═════ Material for this task

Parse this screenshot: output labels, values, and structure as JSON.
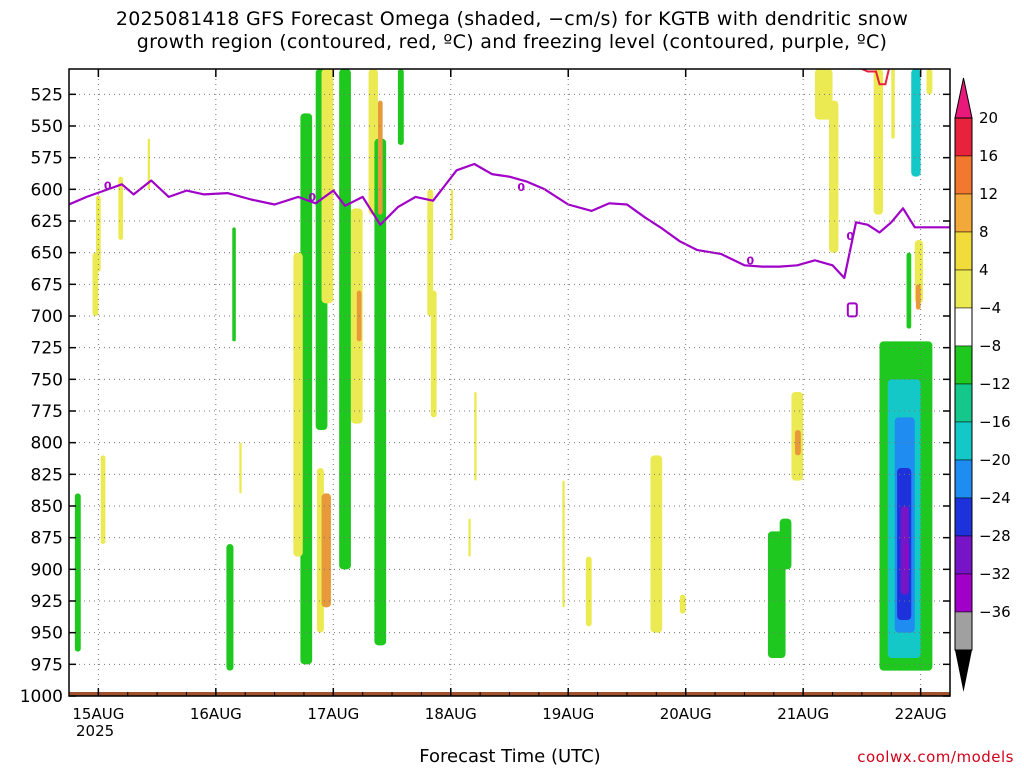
{
  "title": {
    "line1": "2025081418 GFS Forecast Omega (shaded, −cm/s) for KGTB with dendritic snow",
    "line2": "growth region (contoured, red, ºC) and freezing level (contoured, purple, ºC)"
  },
  "xlabel": "Forecast Time (UTC)",
  "year_label": "2025",
  "credit": "coolwx.com/models",
  "chart_data": {
    "type": "heatmap",
    "y_axis": {
      "label": "",
      "unit": "hPa",
      "inverted": true,
      "ticks": [
        525,
        550,
        575,
        600,
        625,
        650,
        675,
        700,
        725,
        750,
        775,
        800,
        825,
        850,
        875,
        900,
        925,
        950,
        975,
        1000
      ],
      "range": [
        1000,
        505
      ]
    },
    "x_axis": {
      "ticks": [
        "15AUG",
        "16AUG",
        "17AUG",
        "18AUG",
        "19AUG",
        "20AUG",
        "21AUG",
        "22AUG"
      ],
      "range_days": [
        14.75,
        22.25
      ]
    },
    "grid": true,
    "colorbar": {
      "labels": [
        "20",
        "16",
        "12",
        "8",
        "4",
        "−4",
        "−8",
        "−12",
        "−16",
        "−20",
        "−24",
        "−28",
        "−32",
        "−36"
      ],
      "colors": [
        "#e8213c",
        "#f3782f",
        "#f3a83a",
        "#f2dc3b",
        "#ecea52",
        "#ffffff",
        "#1ec81e",
        "#14c88c",
        "#14c8c8",
        "#1e8cf0",
        "#1e32dc",
        "#7814c8",
        "#a000c8",
        "#a0a0a0"
      ],
      "top_arrow_color": "#e8197a",
      "bottom_arrow_color": "#000000"
    },
    "freezing_level": {
      "name": "freezing level",
      "color": "#a000c8",
      "contour_label": "0",
      "points": [
        [
          14.75,
          612
        ],
        [
          14.9,
          606
        ],
        [
          15.05,
          601
        ],
        [
          15.2,
          596
        ],
        [
          15.3,
          604
        ],
        [
          15.45,
          593
        ],
        [
          15.6,
          606
        ],
        [
          15.75,
          601
        ],
        [
          15.9,
          604
        ],
        [
          16.1,
          603
        ],
        [
          16.3,
          608
        ],
        [
          16.5,
          612
        ],
        [
          16.7,
          606
        ],
        [
          16.85,
          611
        ],
        [
          17.0,
          601
        ],
        [
          17.1,
          613
        ],
        [
          17.25,
          606
        ],
        [
          17.4,
          628
        ],
        [
          17.55,
          614
        ],
        [
          17.7,
          606
        ],
        [
          17.85,
          609
        ],
        [
          17.95,
          597
        ],
        [
          18.05,
          585
        ],
        [
          18.2,
          580
        ],
        [
          18.35,
          588
        ],
        [
          18.5,
          590
        ],
        [
          18.65,
          594
        ],
        [
          18.8,
          600
        ],
        [
          19.0,
          612
        ],
        [
          19.2,
          617
        ],
        [
          19.35,
          611
        ],
        [
          19.5,
          612
        ],
        [
          19.65,
          622
        ],
        [
          19.8,
          631
        ],
        [
          19.95,
          641
        ],
        [
          20.1,
          648
        ],
        [
          20.3,
          651
        ],
        [
          20.5,
          660
        ],
        [
          20.65,
          661
        ],
        [
          20.8,
          661
        ],
        [
          20.95,
          660
        ],
        [
          21.1,
          656
        ],
        [
          21.25,
          660
        ],
        [
          21.35,
          670
        ],
        [
          21.45,
          626
        ],
        [
          21.55,
          628
        ],
        [
          21.65,
          634
        ],
        [
          21.75,
          626
        ],
        [
          21.85,
          615
        ],
        [
          21.95,
          630
        ],
        [
          22.1,
          630
        ],
        [
          22.25,
          630
        ]
      ]
    },
    "dgz_color": "#e8213c",
    "omega_cells": [
      [
        14.98,
        15.02,
        605,
        665,
        "y"
      ],
      [
        14.95,
        15.0,
        650,
        700,
        "y"
      ],
      [
        15.17,
        15.21,
        590,
        640,
        "y"
      ],
      [
        15.42,
        15.44,
        560,
        600,
        "y"
      ],
      [
        15.02,
        15.06,
        810,
        880,
        "y"
      ],
      [
        14.8,
        14.85,
        840,
        965,
        "g"
      ],
      [
        16.14,
        16.17,
        630,
        720,
        "g"
      ],
      [
        16.09,
        16.15,
        880,
        980,
        "g"
      ],
      [
        16.2,
        16.22,
        800,
        840,
        "y"
      ],
      [
        16.72,
        16.82,
        540,
        975,
        "g"
      ],
      [
        16.66,
        16.74,
        650,
        890,
        "y"
      ],
      [
        16.85,
        16.95,
        505,
        790,
        "g"
      ],
      [
        16.86,
        16.92,
        820,
        950,
        "y"
      ],
      [
        16.9,
        17.0,
        505,
        690,
        "y"
      ],
      [
        16.9,
        16.98,
        840,
        930,
        "o"
      ],
      [
        17.05,
        17.15,
        505,
        900,
        "g"
      ],
      [
        17.15,
        17.25,
        615,
        785,
        "y"
      ],
      [
        17.2,
        17.24,
        680,
        720,
        "o"
      ],
      [
        17.3,
        17.38,
        505,
        620,
        "y"
      ],
      [
        17.35,
        17.45,
        560,
        960,
        "g"
      ],
      [
        17.38,
        17.42,
        530,
        620,
        "o"
      ],
      [
        17.55,
        17.6,
        505,
        565,
        "g"
      ],
      [
        17.8,
        17.85,
        600,
        700,
        "y"
      ],
      [
        17.83,
        17.88,
        680,
        780,
        "y"
      ],
      [
        18.0,
        18.02,
        600,
        640,
        "y"
      ],
      [
        18.2,
        18.22,
        760,
        830,
        "y"
      ],
      [
        18.15,
        18.17,
        860,
        890,
        "y"
      ],
      [
        18.95,
        18.97,
        830,
        930,
        "y"
      ],
      [
        19.15,
        19.2,
        890,
        945,
        "y"
      ],
      [
        19.7,
        19.8,
        810,
        950,
        "y"
      ],
      [
        19.95,
        20.0,
        920,
        935,
        "y"
      ],
      [
        20.9,
        21.0,
        760,
        830,
        "y"
      ],
      [
        20.93,
        20.98,
        790,
        810,
        "o"
      ],
      [
        20.7,
        20.85,
        870,
        970,
        "g"
      ],
      [
        20.8,
        20.9,
        860,
        900,
        "g"
      ],
      [
        21.1,
        21.25,
        505,
        545,
        "y"
      ],
      [
        21.22,
        21.3,
        530,
        650,
        "y"
      ],
      [
        21.6,
        21.68,
        505,
        620,
        "y"
      ],
      [
        21.75,
        21.78,
        505,
        560,
        "y"
      ],
      [
        21.65,
        22.1,
        720,
        980,
        "g"
      ],
      [
        21.72,
        22.0,
        750,
        970,
        "c"
      ],
      [
        21.78,
        21.95,
        780,
        950,
        "b"
      ],
      [
        21.8,
        21.92,
        820,
        940,
        "db"
      ],
      [
        21.83,
        21.9,
        850,
        920,
        "p"
      ],
      [
        21.88,
        21.9,
        880,
        900,
        "dp"
      ],
      [
        21.92,
        22.0,
        505,
        590,
        "c"
      ],
      [
        21.95,
        22.02,
        640,
        690,
        "y"
      ],
      [
        21.96,
        22.0,
        675,
        695,
        "o"
      ],
      [
        21.88,
        21.92,
        650,
        710,
        "g"
      ],
      [
        22.05,
        22.1,
        505,
        525,
        "y"
      ]
    ]
  }
}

══════════

## Task requirements
Return the listing above unchanged, apart from dropping its pictures.

## The solution
Parse this screenshot: output labels, values, and structure as JSON.
{
  "title": {
    "line1": "2025081418 GFS Forecast Omega (shaded, −cm/s) for KGTB with dendritic snow",
    "line2": "growth region (contoured, red, ºC) and freezing level (contoured, purple, ºC)"
  },
  "xlabel": "Forecast Time (UTC)",
  "year_label": "2025",
  "credit": "coolwx.com/models",
  "chart_data": {
    "type": "heatmap",
    "y_axis": {
      "label": "",
      "unit": "hPa",
      "inverted": true,
      "ticks": [
        525,
        550,
        575,
        600,
        625,
        650,
        675,
        700,
        725,
        750,
        775,
        800,
        825,
        850,
        875,
        900,
        925,
        950,
        975,
        1000
      ],
      "range": [
        1000,
        505
      ]
    },
    "x_axis": {
      "ticks": [
        "15AUG",
        "16AUG",
        "17AUG",
        "18AUG",
        "19AUG",
        "20AUG",
        "21AUG",
        "22AUG"
      ],
      "range_days": [
        14.75,
        22.25
      ]
    },
    "grid": true,
    "colorbar": {
      "labels": [
        "20",
        "16",
        "12",
        "8",
        "4",
        "−4",
        "−8",
        "−12",
        "−16",
        "−20",
        "−24",
        "−28",
        "−32",
        "−36"
      ],
      "colors": [
        "#e8213c",
        "#f3782f",
        "#f3a83a",
        "#f2dc3b",
        "#ecea52",
        "#ffffff",
        "#1ec81e",
        "#14c88c",
        "#14c8c8",
        "#1e8cf0",
        "#1e32dc",
        "#7814c8",
        "#a000c8",
        "#a0a0a0"
      ],
      "top_arrow_color": "#e8197a",
      "bottom_arrow_color": "#000000"
    },
    "freezing_level": {
      "name": "freezing level",
      "color": "#a000c8",
      "contour_label": "0",
      "points": [
        [
          14.75,
          612
        ],
        [
          14.9,
          606
        ],
        [
          15.05,
          601
        ],
        [
          15.2,
          596
        ],
        [
          15.3,
          604
        ],
        [
          15.45,
          593
        ],
        [
          15.6,
          606
        ],
        [
          15.75,
          601
        ],
        [
          15.9,
          604
        ],
        [
          16.1,
          603
        ],
        [
          16.3,
          608
        ],
        [
          16.5,
          612
        ],
        [
          16.7,
          606
        ],
        [
          16.85,
          611
        ],
        [
          17.0,
          601
        ],
        [
          17.1,
          613
        ],
        [
          17.25,
          606
        ],
        [
          17.4,
          628
        ],
        [
          17.55,
          614
        ],
        [
          17.7,
          606
        ],
        [
          17.85,
          609
        ],
        [
          17.95,
          597
        ],
        [
          18.05,
          585
        ],
        [
          18.2,
          580
        ],
        [
          18.35,
          588
        ],
        [
          18.5,
          590
        ],
        [
          18.65,
          594
        ],
        [
          18.8,
          600
        ],
        [
          19.0,
          612
        ],
        [
          19.2,
          617
        ],
        [
          19.35,
          611
        ],
        [
          19.5,
          612
        ],
        [
          19.65,
          622
        ],
        [
          19.8,
          631
        ],
        [
          19.95,
          641
        ],
        [
          20.1,
          648
        ],
        [
          20.3,
          651
        ],
        [
          20.5,
          660
        ],
        [
          20.65,
          661
        ],
        [
          20.8,
          661
        ],
        [
          20.95,
          660
        ],
        [
          21.1,
          656
        ],
        [
          21.25,
          660
        ],
        [
          21.35,
          670
        ],
        [
          21.45,
          626
        ],
        [
          21.55,
          628
        ],
        [
          21.65,
          634
        ],
        [
          21.75,
          626
        ],
        [
          21.85,
          615
        ],
        [
          21.95,
          630
        ],
        [
          22.1,
          630
        ],
        [
          22.25,
          630
        ]
      ]
    },
    "dgz_color": "#e8213c",
    "omega_cells": [
      [
        14.98,
        15.02,
        605,
        665,
        "y"
      ],
      [
        14.95,
        15.0,
        650,
        700,
        "y"
      ],
      [
        15.17,
        15.21,
        590,
        640,
        "y"
      ],
      [
        15.42,
        15.44,
        560,
        600,
        "y"
      ],
      [
        15.02,
        15.06,
        810,
        880,
        "y"
      ],
      [
        14.8,
        14.85,
        840,
        965,
        "g"
      ],
      [
        16.14,
        16.17,
        630,
        720,
        "g"
      ],
      [
        16.09,
        16.15,
        880,
        980,
        "g"
      ],
      [
        16.2,
        16.22,
        800,
        840,
        "y"
      ],
      [
        16.72,
        16.82,
        540,
        975,
        "g"
      ],
      [
        16.66,
        16.74,
        650,
        890,
        "y"
      ],
      [
        16.85,
        16.95,
        505,
        790,
        "g"
      ],
      [
        16.86,
        16.92,
        820,
        950,
        "y"
      ],
      [
        16.9,
        17.0,
        505,
        690,
        "y"
      ],
      [
        16.9,
        16.98,
        840,
        930,
        "o"
      ],
      [
        17.05,
        17.15,
        505,
        900,
        "g"
      ],
      [
        17.15,
        17.25,
        615,
        785,
        "y"
      ],
      [
        17.2,
        17.24,
        680,
        720,
        "o"
      ],
      [
        17.3,
        17.38,
        505,
        620,
        "y"
      ],
      [
        17.35,
        17.45,
        560,
        960,
        "g"
      ],
      [
        17.38,
        17.42,
        530,
        620,
        "o"
      ],
      [
        17.55,
        17.6,
        505,
        565,
        "g"
      ],
      [
        17.8,
        17.85,
        600,
        700,
        "y"
      ],
      [
        17.83,
        17.88,
        680,
        780,
        "y"
      ],
      [
        18.0,
        18.02,
        600,
        640,
        "y"
      ],
      [
        18.2,
        18.22,
        760,
        830,
        "y"
      ],
      [
        18.15,
        18.17,
        860,
        890,
        "y"
      ],
      [
        18.95,
        18.97,
        830,
        930,
        "y"
      ],
      [
        19.15,
        19.2,
        890,
        945,
        "y"
      ],
      [
        19.7,
        19.8,
        810,
        950,
        "y"
      ],
      [
        19.95,
        20.0,
        920,
        935,
        "y"
      ],
      [
        20.9,
        21.0,
        760,
        830,
        "y"
      ],
      [
        20.93,
        20.98,
        790,
        810,
        "o"
      ],
      [
        20.7,
        20.85,
        870,
        970,
        "g"
      ],
      [
        20.8,
        20.9,
        860,
        900,
        "g"
      ],
      [
        21.1,
        21.25,
        505,
        545,
        "y"
      ],
      [
        21.22,
        21.3,
        530,
        650,
        "y"
      ],
      [
        21.6,
        21.68,
        505,
        620,
        "y"
      ],
      [
        21.75,
        21.78,
        505,
        560,
        "y"
      ],
      [
        21.65,
        22.1,
        720,
        980,
        "g"
      ],
      [
        21.72,
        22.0,
        750,
        970,
        "c"
      ],
      [
        21.78,
        21.95,
        780,
        950,
        "b"
      ],
      [
        21.8,
        21.92,
        820,
        940,
        "db"
      ],
      [
        21.83,
        21.9,
        850,
        920,
        "p"
      ],
      [
        21.88,
        21.9,
        880,
        900,
        "dp"
      ],
      [
        21.92,
        22.0,
        505,
        590,
        "c"
      ],
      [
        21.95,
        22.02,
        640,
        690,
        "y"
      ],
      [
        21.96,
        22.0,
        675,
        695,
        "o"
      ],
      [
        21.88,
        21.92,
        650,
        710,
        "g"
      ],
      [
        22.05,
        22.1,
        505,
        525,
        "y"
      ]
    ]
  }
}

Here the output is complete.